• Exercise inputs
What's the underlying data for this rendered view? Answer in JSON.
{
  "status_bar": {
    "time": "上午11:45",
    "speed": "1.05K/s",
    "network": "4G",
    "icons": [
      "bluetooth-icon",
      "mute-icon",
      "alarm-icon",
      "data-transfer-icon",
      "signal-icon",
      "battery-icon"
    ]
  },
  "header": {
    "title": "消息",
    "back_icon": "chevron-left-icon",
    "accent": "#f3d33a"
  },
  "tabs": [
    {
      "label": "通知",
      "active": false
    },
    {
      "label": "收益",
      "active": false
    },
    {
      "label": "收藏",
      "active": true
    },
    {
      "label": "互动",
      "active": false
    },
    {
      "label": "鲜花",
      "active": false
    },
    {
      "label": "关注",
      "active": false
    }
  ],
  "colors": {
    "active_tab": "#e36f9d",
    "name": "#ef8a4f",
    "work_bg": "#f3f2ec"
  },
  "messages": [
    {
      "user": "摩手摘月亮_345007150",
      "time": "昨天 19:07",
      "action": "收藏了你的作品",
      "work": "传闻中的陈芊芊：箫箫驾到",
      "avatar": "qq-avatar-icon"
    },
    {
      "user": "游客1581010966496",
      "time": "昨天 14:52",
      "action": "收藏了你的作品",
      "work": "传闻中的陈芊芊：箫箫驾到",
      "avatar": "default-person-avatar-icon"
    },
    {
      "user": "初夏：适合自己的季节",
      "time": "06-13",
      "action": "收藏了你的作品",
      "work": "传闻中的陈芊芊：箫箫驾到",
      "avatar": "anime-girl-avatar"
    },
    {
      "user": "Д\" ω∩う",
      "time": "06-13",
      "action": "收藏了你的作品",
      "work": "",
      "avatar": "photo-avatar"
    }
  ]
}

• Task to complete
Retype the whole listing above exactly.

• Task answer
What's the underlying data for this rendered view? Answer in JSON.
{
  "status_bar": {
    "time": "上午11:45",
    "speed": "1.05K/s",
    "network": "4G",
    "icons": [
      "bluetooth-icon",
      "mute-icon",
      "alarm-icon",
      "data-transfer-icon",
      "signal-icon",
      "battery-icon"
    ]
  },
  "header": {
    "title": "消息",
    "back_icon": "chevron-left-icon",
    "accent": "#f3d33a"
  },
  "tabs": [
    {
      "label": "通知",
      "active": false
    },
    {
      "label": "收益",
      "active": false
    },
    {
      "label": "收藏",
      "active": true
    },
    {
      "label": "互动",
      "active": false
    },
    {
      "label": "鲜花",
      "active": false
    },
    {
      "label": "关注",
      "active": false
    }
  ],
  "colors": {
    "active_tab": "#e36f9d",
    "name": "#ef8a4f",
    "work_bg": "#f3f2ec"
  },
  "messages": [
    {
      "user": "摩手摘月亮_345007150",
      "time": "昨天 19:07",
      "action": "收藏了你的作品",
      "work": "传闻中的陈芊芊：箫箫驾到",
      "avatar": "qq-avatar-icon"
    },
    {
      "user": "游客1581010966496",
      "time": "昨天 14:52",
      "action": "收藏了你的作品",
      "work": "传闻中的陈芊芊：箫箫驾到",
      "avatar": "default-person-avatar-icon"
    },
    {
      "user": "初夏：适合自己的季节",
      "time": "06-13",
      "action": "收藏了你的作品",
      "work": "传闻中的陈芊芊：箫箫驾到",
      "avatar": "anime-girl-avatar"
    },
    {
      "user": "Д\" ω∩う",
      "time": "06-13",
      "action": "收藏了你的作品",
      "work": "",
      "avatar": "photo-avatar"
    }
  ]
}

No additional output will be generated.